→ SET TASK: Check each line of the material below for "конкурсной", then copy the ones that contain it.

→ DATASET EXTRACT:
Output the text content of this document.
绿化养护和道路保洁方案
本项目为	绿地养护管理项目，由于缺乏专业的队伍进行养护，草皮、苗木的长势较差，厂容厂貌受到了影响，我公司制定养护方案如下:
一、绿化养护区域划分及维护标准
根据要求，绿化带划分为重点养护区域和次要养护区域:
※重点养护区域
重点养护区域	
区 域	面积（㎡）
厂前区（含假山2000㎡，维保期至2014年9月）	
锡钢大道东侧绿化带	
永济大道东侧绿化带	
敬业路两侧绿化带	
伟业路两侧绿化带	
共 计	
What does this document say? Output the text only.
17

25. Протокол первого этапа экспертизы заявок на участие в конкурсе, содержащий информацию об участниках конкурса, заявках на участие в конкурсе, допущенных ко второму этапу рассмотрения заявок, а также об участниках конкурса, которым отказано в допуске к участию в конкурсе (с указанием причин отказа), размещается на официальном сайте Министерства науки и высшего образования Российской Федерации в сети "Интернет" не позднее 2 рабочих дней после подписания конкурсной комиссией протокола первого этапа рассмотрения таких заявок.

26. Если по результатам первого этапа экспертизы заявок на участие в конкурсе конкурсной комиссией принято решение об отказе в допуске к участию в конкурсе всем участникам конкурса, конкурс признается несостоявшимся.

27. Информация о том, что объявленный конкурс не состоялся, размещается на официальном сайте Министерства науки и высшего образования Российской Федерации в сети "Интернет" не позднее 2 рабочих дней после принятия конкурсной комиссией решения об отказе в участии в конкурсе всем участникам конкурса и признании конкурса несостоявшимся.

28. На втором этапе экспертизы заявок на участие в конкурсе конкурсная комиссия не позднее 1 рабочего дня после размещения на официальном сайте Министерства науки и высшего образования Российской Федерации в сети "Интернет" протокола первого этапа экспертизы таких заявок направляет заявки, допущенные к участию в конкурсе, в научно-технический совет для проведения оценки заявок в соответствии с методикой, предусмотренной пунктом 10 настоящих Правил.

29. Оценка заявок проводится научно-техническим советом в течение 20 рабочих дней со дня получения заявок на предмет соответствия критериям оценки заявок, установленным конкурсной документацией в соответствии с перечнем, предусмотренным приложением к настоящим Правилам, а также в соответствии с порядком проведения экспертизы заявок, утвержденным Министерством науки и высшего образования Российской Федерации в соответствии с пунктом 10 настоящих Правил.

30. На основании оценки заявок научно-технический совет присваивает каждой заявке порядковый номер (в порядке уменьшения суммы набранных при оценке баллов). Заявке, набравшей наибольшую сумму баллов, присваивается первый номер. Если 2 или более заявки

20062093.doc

→ RESPONSE TO THIS EXERCISE:
25. Протокол первого этапа экспертизы заявок на участие в конкурсе, содержащий информацию об участниках конкурса, заявках на участие в конкурсе, допущенных ко второму этапу рассмотрения заявок, а также об участниках конкурса, которым отказано в допуске к участию в конкурсе (с указанием причин отказа), размещается на официальном сайте Министерства науки и высшего образования Российской Федерации в сети "Интернет" не позднее 2 рабочих дней после подписания конкурсной комиссией протокола первого этапа рассмотрения таких заявок.
26. Если по результатам первого этапа экспертизы заявок на участие в конкурсе конкурсной комиссией принято решение об отказе в допуске к участию в конкурсе всем участникам конкурса, конкурс признается несостоявшимся.
27. Информация о том, что объявленный конкурс не состоялся, размещается на официальном сайте Министерства науки и высшего образования Российской Федерации в сети "Интернет" не позднее 2 рабочих дней после принятия конкурсной комиссией решения об отказе в участии в конкурсе всем участникам конкурса и признании конкурса несостоявшимся.
29. Оценка заявок проводится научно-техническим советом в течение 20 рабочих дней со дня получения заявок на предмет соответствия критериям оценки заявок, установленным конкурсной документацией в соответствии с перечнем, предусмотренным приложением к настоящим Правилам, а также в соответствии с порядком проведения экспертизы заявок, утвержденным Министерством науки и высшего образования Российской Федерации в соответствии с пунктом 10 настоящих Правил.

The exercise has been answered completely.